Dataset rows for document pages
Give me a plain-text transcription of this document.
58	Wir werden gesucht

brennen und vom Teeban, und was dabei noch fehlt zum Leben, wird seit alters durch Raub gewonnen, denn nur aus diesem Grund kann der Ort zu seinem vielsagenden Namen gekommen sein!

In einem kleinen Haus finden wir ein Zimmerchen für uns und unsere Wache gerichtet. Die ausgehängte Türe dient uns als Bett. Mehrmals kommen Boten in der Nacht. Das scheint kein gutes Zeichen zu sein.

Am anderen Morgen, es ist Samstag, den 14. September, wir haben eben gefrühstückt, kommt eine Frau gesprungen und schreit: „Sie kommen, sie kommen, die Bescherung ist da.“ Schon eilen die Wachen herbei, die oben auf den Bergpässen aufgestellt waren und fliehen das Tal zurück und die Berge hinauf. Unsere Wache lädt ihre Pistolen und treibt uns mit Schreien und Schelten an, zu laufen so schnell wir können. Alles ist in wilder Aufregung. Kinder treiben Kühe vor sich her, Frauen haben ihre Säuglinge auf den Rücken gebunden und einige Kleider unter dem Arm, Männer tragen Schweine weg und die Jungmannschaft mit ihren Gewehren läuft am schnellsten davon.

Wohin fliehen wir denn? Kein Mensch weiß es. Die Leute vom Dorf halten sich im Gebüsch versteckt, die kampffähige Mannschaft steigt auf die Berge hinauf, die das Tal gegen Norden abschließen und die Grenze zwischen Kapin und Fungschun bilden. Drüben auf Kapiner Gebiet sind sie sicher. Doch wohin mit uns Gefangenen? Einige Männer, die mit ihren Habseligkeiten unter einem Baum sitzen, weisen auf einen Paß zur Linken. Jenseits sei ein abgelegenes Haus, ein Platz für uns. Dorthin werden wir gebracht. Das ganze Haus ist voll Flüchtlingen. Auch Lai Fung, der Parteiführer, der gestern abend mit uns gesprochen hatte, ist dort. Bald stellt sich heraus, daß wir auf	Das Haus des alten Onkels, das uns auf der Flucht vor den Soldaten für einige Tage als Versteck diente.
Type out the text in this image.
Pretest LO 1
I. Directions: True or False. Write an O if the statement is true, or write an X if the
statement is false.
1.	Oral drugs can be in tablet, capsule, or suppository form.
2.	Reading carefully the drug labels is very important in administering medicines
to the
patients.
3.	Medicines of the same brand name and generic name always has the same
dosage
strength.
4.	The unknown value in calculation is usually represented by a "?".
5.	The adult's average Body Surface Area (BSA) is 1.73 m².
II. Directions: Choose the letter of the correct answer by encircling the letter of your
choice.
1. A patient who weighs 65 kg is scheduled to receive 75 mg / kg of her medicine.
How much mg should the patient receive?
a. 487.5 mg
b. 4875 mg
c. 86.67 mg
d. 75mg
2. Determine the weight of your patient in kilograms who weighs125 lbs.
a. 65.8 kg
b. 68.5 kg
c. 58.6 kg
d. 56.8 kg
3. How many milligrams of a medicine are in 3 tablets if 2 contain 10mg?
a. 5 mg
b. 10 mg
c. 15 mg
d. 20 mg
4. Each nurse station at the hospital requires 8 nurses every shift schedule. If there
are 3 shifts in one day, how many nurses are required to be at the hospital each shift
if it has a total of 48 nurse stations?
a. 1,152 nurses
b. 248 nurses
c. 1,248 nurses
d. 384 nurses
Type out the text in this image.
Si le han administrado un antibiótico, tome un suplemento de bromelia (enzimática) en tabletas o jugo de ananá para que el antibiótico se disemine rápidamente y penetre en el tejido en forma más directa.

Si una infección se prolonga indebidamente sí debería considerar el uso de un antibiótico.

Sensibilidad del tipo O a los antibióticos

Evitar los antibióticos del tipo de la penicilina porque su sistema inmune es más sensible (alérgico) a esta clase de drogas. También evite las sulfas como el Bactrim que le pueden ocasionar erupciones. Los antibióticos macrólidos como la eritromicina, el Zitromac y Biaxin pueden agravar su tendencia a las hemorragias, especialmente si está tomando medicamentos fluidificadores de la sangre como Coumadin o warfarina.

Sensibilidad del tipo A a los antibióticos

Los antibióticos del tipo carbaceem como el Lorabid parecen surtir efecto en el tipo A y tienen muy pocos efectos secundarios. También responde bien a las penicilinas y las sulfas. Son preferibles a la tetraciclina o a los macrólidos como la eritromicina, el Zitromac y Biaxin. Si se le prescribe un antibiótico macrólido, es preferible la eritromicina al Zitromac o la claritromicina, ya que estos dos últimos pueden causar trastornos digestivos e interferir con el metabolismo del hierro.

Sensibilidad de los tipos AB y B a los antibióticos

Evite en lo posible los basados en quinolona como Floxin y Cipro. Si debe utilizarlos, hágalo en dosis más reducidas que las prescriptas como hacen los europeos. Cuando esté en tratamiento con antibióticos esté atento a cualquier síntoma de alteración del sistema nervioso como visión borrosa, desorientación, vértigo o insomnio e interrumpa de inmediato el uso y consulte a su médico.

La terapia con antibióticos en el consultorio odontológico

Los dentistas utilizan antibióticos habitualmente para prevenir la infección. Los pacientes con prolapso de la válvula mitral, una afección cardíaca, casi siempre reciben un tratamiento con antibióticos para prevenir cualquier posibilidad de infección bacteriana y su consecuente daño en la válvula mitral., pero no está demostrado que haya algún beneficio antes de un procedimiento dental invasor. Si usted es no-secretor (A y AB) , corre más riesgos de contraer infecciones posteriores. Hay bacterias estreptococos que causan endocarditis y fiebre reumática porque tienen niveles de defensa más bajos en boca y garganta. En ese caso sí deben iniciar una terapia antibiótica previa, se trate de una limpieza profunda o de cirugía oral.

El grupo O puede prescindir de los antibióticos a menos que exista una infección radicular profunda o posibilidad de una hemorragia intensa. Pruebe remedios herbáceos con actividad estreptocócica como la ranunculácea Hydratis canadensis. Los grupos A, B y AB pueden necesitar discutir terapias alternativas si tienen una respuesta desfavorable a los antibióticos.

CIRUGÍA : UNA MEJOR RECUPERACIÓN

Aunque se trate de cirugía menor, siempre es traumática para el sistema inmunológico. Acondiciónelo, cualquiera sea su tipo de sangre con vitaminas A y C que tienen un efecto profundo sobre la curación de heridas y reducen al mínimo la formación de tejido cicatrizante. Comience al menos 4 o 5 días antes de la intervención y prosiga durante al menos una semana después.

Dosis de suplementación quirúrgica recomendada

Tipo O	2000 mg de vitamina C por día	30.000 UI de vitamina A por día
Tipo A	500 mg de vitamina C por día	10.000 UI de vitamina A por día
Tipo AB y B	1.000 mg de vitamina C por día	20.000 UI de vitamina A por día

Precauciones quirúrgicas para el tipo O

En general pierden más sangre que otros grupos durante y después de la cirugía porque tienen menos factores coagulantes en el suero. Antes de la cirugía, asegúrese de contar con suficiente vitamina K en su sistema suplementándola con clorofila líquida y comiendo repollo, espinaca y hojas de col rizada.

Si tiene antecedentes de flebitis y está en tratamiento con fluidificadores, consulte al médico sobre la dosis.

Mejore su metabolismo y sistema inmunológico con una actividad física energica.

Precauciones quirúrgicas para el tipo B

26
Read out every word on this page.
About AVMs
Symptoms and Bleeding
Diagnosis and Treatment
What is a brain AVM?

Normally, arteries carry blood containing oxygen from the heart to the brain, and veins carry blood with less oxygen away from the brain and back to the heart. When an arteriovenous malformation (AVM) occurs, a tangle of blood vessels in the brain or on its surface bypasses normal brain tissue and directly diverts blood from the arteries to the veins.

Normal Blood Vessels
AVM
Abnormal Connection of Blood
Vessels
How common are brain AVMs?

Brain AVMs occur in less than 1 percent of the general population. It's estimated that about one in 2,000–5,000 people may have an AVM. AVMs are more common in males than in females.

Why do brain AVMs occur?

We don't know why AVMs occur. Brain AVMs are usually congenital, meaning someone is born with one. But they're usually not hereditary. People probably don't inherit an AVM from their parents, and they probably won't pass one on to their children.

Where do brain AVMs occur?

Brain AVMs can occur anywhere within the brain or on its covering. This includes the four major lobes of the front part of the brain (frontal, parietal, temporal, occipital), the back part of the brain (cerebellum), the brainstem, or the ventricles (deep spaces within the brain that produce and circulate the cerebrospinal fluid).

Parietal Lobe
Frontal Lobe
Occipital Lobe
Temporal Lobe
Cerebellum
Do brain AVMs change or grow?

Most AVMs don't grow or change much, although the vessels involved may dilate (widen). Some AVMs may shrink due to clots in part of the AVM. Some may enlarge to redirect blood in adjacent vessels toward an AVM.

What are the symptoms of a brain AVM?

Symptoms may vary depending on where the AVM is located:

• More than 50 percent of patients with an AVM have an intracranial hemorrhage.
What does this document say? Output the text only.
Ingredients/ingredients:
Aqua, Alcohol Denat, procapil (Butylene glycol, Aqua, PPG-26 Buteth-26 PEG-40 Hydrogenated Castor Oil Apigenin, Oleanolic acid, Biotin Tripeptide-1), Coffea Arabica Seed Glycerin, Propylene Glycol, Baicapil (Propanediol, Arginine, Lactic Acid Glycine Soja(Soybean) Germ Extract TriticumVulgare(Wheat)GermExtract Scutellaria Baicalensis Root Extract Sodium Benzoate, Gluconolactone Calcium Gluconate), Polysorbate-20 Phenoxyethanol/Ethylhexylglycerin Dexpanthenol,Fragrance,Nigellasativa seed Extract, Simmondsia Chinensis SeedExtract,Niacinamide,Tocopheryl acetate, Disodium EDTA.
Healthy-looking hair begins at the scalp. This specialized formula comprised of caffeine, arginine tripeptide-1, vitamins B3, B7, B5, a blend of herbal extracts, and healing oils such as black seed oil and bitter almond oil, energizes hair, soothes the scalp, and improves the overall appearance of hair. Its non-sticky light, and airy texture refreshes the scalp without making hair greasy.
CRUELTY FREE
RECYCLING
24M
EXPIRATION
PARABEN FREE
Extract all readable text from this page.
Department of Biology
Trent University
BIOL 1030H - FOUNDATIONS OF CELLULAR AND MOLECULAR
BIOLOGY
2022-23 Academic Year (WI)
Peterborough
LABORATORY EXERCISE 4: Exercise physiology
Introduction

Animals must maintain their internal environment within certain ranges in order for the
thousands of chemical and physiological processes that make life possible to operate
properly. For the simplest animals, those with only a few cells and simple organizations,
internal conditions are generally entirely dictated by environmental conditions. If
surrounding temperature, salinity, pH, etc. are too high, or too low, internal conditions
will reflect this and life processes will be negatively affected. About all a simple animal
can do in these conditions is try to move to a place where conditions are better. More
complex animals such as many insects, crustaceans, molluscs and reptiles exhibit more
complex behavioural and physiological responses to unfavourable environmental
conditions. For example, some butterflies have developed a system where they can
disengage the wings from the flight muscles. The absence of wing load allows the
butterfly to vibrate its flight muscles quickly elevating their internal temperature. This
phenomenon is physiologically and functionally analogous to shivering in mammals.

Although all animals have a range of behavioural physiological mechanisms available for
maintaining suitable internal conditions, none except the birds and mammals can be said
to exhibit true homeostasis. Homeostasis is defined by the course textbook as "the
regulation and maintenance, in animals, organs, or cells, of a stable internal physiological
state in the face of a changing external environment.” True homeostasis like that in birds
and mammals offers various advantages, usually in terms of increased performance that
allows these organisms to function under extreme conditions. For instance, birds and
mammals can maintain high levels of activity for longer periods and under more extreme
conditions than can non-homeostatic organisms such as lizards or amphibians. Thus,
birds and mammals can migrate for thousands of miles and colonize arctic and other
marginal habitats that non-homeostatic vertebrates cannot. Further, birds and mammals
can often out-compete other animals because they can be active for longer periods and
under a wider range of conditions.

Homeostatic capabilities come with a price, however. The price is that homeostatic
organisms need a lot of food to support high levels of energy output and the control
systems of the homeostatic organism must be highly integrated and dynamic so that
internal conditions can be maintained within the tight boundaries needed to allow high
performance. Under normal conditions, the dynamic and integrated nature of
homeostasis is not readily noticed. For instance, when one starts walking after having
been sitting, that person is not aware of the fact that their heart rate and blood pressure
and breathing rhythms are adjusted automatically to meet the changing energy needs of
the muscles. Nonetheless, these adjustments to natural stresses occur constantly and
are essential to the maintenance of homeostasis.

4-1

▶ [WORK INSTRUCTION]: Among the lines in the data above, find those containing "fluidificadores" and give only how many there are.

▶ [EXERCISE OUTPUT]: 2